* **What you will do**
In the records that follow, show each line where the word "noon" is present.

* **Material shown**

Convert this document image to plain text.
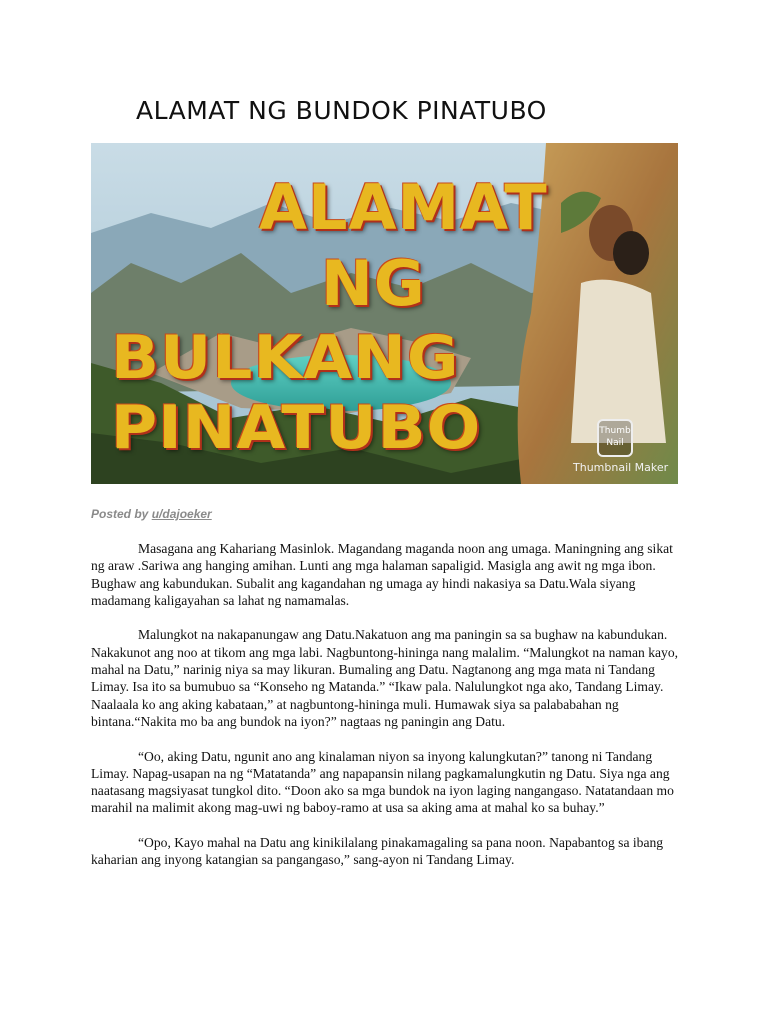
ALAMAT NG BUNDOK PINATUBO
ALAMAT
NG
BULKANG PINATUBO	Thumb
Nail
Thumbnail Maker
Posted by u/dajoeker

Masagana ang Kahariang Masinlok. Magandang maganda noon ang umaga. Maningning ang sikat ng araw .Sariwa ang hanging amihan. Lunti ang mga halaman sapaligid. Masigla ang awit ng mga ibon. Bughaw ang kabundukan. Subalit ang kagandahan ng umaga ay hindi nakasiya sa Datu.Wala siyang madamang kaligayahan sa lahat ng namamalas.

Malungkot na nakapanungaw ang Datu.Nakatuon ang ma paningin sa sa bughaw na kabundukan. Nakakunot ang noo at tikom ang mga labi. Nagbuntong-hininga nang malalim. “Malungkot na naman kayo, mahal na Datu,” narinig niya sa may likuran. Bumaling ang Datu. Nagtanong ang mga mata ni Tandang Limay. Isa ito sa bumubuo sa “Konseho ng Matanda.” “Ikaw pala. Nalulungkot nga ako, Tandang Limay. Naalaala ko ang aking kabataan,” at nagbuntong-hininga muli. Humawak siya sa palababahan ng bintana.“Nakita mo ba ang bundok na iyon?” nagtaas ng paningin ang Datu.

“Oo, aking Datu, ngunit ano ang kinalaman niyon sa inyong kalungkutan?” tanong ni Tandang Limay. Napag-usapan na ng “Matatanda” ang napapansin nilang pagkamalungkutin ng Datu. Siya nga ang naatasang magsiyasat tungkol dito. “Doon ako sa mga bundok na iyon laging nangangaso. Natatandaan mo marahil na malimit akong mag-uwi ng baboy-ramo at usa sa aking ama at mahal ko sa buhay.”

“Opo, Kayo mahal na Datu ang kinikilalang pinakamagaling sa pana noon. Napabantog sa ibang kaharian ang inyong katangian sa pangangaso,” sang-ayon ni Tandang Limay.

* **Problem solution**
Masagana ang Kahariang Masinlok. Magandang maganda noon ang umaga. Maningning ang sikat ng araw .Sariwa ang hanging amihan. Lunti ang mga halaman sapaligid. Masigla ang awit ng mga ibon. Bughaw ang kabundukan. Subalit ang kagandahan ng umaga ay hindi nakasiya sa Datu.Wala siyang madamang kaligayahan sa lahat ng namamalas.
“Opo, Kayo mahal na Datu ang kinikilalang pinakamagaling sa pana noon. Napabantog sa ibang kaharian ang inyong katangian sa pangangaso,” sang-ayon ni Tandang Limay.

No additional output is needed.